Count the lines in the entries below that contain the string "DAYS", and give only the number.
### Extracted entries ###
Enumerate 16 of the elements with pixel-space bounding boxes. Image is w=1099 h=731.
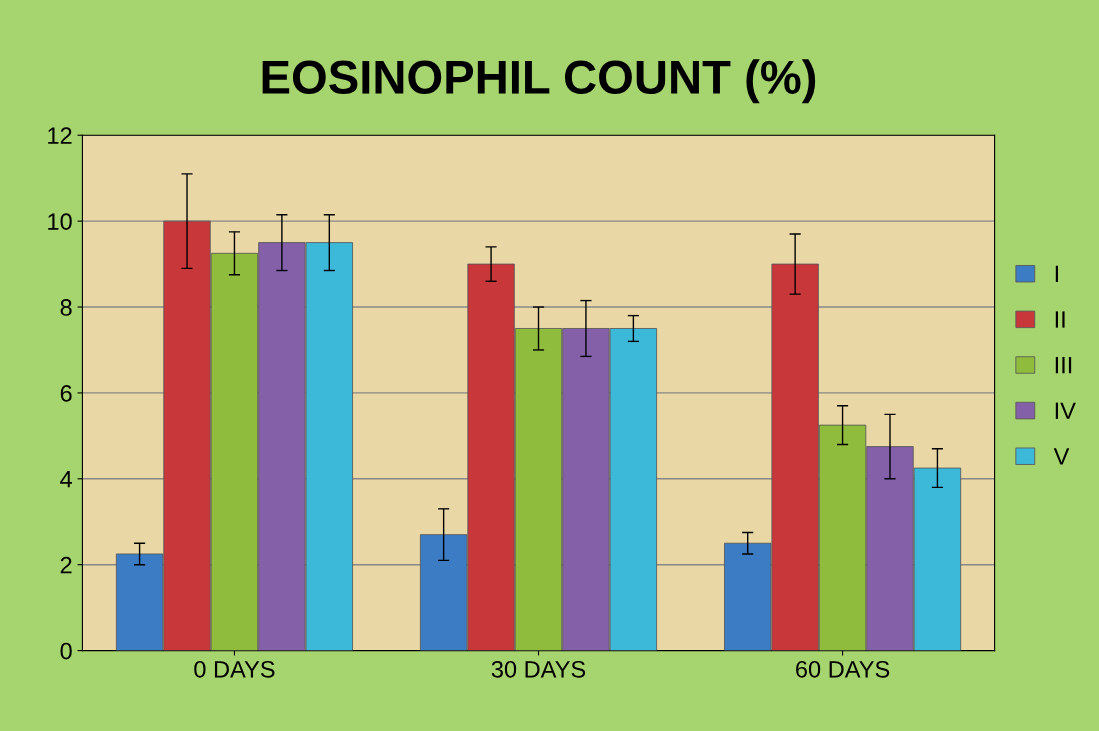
x-tick-label: 0 DAYS <box>194 660 275 678</box>
y-tick-label: 6 <box>60 384 72 402</box>
legend-label: IV <box>1055 402 1076 419</box>
legend-label: V <box>1053 448 1070 465</box>
x-tick-label: 30 DAYS <box>491 660 586 678</box>
legend-label: II <box>1055 311 1065 328</box>
y-tick-label: 2 <box>60 556 72 574</box>
legend-label: I <box>1055 265 1059 283</box>
chart-title: EOSINOPHIL COUNT (%) <box>262 59 816 104</box>
y-tick-label: 4 <box>60 471 73 488</box>
y-tick-label: 12 <box>48 127 72 144</box>
y-tick-label: 8 <box>60 299 72 316</box>
y-tick-label: 0 <box>60 642 72 660</box>
x-tick-label: 60 DAYS <box>796 660 890 678</box>
legend-label: III <box>1055 357 1072 374</box>
y-tick-label: 10 <box>48 213 72 230</box>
###
- _Solution for this exercise_
3